Dataset records:

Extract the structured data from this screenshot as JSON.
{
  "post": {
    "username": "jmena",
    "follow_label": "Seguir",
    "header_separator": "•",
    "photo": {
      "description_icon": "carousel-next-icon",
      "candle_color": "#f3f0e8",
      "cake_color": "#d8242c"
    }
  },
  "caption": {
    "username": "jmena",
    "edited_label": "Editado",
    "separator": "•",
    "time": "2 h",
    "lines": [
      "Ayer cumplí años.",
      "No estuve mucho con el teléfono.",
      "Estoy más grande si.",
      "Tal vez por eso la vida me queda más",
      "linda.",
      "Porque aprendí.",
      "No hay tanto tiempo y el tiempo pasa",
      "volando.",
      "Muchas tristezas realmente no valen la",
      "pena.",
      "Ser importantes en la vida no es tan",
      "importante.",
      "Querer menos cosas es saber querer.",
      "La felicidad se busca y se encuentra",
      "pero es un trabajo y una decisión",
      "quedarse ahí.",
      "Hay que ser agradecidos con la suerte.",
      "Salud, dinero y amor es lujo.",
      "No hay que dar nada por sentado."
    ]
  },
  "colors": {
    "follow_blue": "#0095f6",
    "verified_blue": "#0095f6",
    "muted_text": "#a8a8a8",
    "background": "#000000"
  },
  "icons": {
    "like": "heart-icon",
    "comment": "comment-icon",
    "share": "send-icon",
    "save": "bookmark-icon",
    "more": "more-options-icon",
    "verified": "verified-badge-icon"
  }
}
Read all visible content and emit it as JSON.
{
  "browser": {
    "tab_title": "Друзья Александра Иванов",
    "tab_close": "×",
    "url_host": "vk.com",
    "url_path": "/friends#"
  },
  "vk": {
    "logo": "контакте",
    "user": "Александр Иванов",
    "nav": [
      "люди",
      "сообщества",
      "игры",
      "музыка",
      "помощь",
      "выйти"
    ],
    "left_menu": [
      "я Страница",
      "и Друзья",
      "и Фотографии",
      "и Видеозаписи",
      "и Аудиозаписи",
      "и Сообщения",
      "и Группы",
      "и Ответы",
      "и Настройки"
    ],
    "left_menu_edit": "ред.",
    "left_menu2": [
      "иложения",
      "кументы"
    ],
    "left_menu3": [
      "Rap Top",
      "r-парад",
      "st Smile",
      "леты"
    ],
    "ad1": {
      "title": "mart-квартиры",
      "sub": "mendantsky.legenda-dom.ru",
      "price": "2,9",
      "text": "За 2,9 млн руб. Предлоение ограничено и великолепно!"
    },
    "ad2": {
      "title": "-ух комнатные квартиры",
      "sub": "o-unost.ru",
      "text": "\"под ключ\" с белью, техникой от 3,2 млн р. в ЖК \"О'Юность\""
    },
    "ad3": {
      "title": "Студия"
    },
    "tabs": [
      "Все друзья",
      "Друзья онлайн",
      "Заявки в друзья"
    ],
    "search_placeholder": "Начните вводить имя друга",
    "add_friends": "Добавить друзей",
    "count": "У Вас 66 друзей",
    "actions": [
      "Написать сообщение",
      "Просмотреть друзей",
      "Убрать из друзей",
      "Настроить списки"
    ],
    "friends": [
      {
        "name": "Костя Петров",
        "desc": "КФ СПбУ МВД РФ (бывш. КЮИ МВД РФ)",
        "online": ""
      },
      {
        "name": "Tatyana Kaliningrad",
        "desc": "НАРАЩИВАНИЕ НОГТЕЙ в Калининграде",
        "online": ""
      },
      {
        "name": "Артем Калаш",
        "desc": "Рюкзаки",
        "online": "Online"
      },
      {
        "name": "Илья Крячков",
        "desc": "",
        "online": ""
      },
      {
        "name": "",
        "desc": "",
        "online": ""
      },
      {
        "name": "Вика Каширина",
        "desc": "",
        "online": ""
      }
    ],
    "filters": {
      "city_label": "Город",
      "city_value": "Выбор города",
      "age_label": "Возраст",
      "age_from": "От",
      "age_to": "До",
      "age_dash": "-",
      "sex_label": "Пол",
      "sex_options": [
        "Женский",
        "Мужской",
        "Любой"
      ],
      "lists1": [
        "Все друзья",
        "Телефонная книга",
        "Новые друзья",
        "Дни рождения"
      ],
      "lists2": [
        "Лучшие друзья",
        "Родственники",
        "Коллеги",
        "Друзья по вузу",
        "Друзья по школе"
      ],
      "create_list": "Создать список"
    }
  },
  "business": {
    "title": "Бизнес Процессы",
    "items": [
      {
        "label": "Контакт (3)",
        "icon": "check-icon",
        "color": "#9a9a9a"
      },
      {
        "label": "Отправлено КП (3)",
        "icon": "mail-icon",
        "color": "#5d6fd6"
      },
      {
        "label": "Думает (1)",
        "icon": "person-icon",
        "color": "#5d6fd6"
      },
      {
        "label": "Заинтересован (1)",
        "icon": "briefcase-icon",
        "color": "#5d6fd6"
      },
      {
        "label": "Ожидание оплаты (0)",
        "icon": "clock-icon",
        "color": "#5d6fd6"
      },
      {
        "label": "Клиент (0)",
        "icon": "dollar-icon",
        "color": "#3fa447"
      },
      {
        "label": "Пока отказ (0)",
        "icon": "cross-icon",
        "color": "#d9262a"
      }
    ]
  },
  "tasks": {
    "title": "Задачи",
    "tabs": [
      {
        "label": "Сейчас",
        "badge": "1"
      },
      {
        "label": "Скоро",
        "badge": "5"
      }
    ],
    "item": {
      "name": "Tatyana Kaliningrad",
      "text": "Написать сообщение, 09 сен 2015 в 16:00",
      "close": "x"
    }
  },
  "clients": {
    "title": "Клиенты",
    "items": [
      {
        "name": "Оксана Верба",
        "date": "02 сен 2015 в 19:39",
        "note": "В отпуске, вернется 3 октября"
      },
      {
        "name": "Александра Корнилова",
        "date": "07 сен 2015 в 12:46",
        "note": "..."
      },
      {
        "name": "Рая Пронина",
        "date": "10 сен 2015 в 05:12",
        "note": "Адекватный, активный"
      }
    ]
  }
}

Objective >>
In the entries above, count each line that holds "квартиры". Give the total and nothing else.

Result >>
2